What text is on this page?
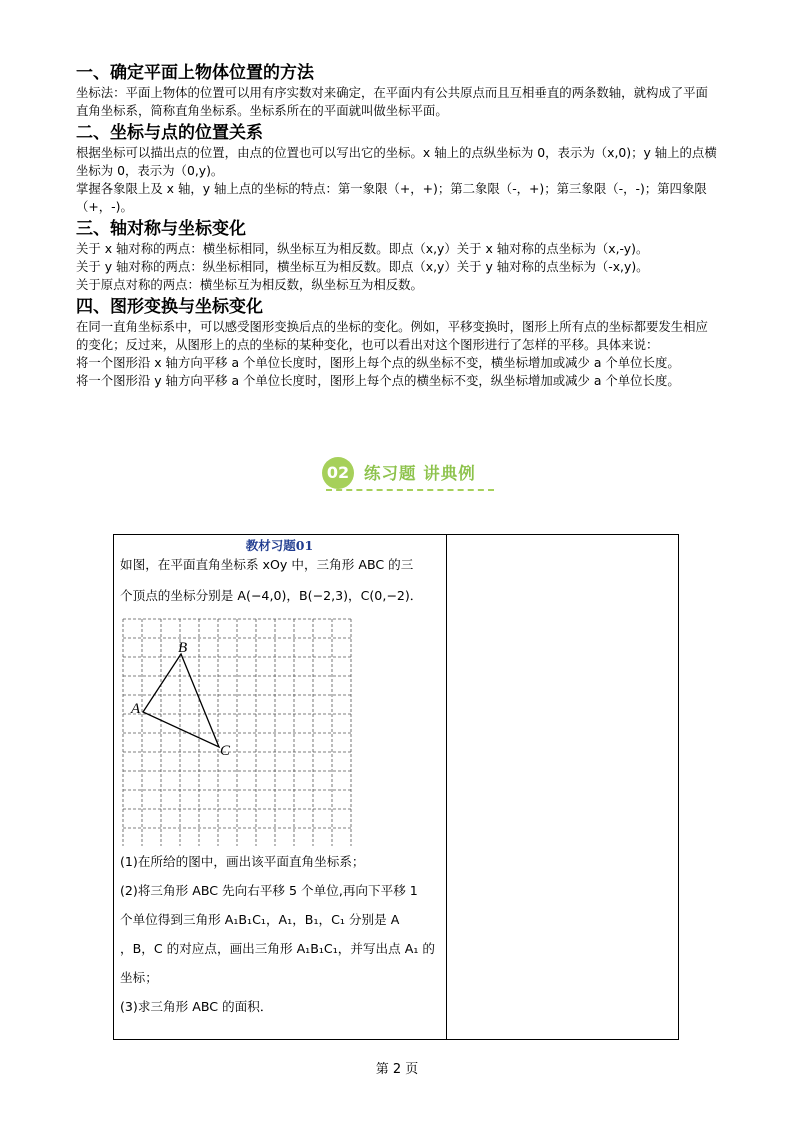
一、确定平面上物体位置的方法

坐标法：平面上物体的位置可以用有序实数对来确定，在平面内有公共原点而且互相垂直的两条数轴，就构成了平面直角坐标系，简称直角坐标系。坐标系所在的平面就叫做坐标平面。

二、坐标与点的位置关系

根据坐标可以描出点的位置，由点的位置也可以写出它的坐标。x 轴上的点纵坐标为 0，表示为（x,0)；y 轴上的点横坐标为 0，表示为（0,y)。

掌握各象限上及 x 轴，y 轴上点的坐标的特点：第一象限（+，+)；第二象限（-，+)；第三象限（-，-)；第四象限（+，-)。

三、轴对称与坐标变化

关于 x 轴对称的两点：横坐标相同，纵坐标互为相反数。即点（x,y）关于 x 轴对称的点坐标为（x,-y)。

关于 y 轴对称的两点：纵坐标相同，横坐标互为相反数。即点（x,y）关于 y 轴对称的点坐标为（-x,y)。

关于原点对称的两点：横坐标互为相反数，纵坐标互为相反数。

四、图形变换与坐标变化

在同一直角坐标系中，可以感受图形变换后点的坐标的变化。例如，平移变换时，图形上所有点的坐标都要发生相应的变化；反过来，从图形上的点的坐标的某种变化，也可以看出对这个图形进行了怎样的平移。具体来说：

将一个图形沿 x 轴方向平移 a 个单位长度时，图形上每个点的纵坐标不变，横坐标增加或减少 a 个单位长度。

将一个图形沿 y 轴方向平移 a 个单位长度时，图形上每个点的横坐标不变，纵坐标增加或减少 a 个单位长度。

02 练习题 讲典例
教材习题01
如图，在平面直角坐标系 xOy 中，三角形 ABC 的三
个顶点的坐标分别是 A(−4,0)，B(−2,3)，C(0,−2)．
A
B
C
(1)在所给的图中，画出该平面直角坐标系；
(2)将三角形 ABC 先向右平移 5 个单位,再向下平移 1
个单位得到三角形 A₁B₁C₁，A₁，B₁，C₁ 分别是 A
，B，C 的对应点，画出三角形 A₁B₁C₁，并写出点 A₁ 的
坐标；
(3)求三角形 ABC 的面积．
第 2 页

* * *

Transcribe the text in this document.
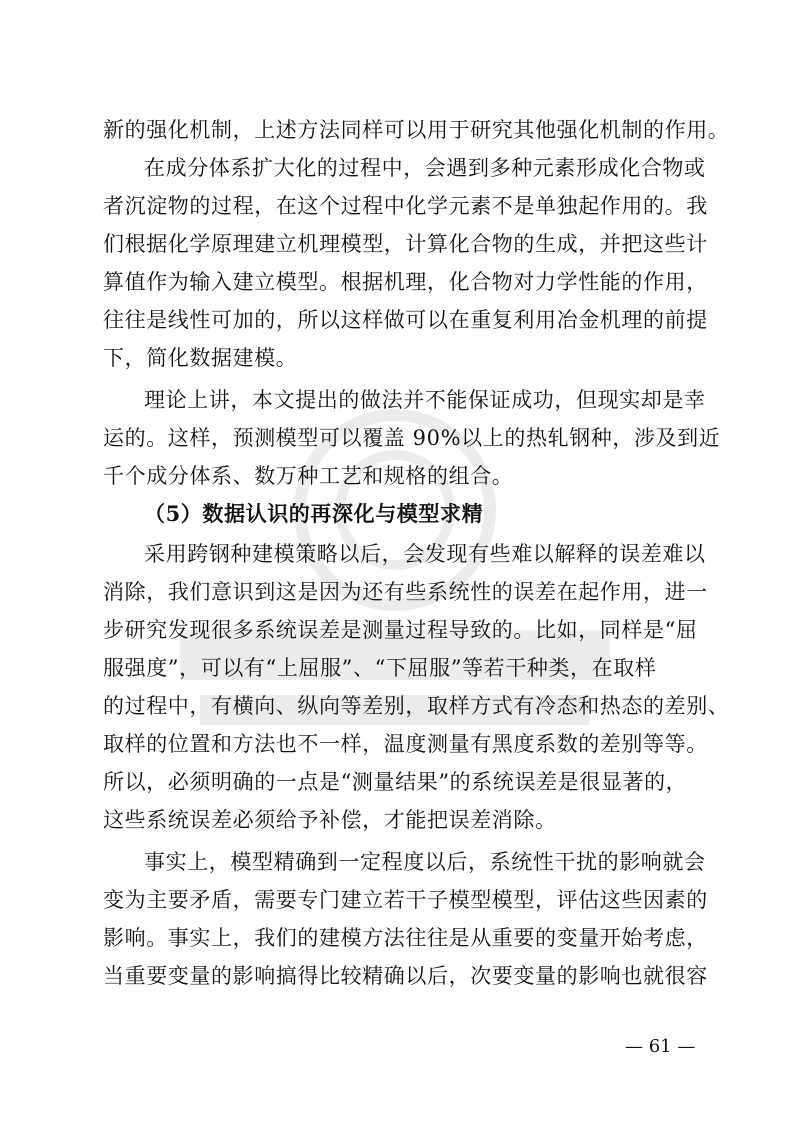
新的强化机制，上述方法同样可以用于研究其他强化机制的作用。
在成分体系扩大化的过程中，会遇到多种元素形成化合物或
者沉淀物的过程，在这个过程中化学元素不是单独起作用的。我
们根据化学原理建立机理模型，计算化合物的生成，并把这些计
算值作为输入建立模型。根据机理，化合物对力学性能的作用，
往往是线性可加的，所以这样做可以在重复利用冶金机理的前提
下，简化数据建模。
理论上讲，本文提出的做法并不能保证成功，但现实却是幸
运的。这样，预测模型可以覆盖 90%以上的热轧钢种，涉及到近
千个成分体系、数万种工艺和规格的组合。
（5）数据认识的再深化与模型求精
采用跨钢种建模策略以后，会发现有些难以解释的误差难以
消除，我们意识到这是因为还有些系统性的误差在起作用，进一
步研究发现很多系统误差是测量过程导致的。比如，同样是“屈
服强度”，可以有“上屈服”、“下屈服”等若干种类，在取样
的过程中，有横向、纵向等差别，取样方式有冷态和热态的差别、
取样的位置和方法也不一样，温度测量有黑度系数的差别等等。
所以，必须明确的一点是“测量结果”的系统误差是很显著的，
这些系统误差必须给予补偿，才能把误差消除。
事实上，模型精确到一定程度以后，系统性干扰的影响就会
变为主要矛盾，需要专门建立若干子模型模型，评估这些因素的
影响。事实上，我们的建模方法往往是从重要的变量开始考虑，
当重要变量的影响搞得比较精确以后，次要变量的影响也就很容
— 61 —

**CHALLENGE**: Check each line above for "个单位长度时" and return the ones that have it.

**THE ANSWER**:
将一个图形沿 x 轴方向平移 a 个单位长度时，图形上每个点的纵坐标不变，横坐标增加或减少 a 个单位长度。
将一个图形沿 y 轴方向平移 a 个单位长度时，图形上每个点的横坐标不变，纵坐标增加或减少 a 个单位长度。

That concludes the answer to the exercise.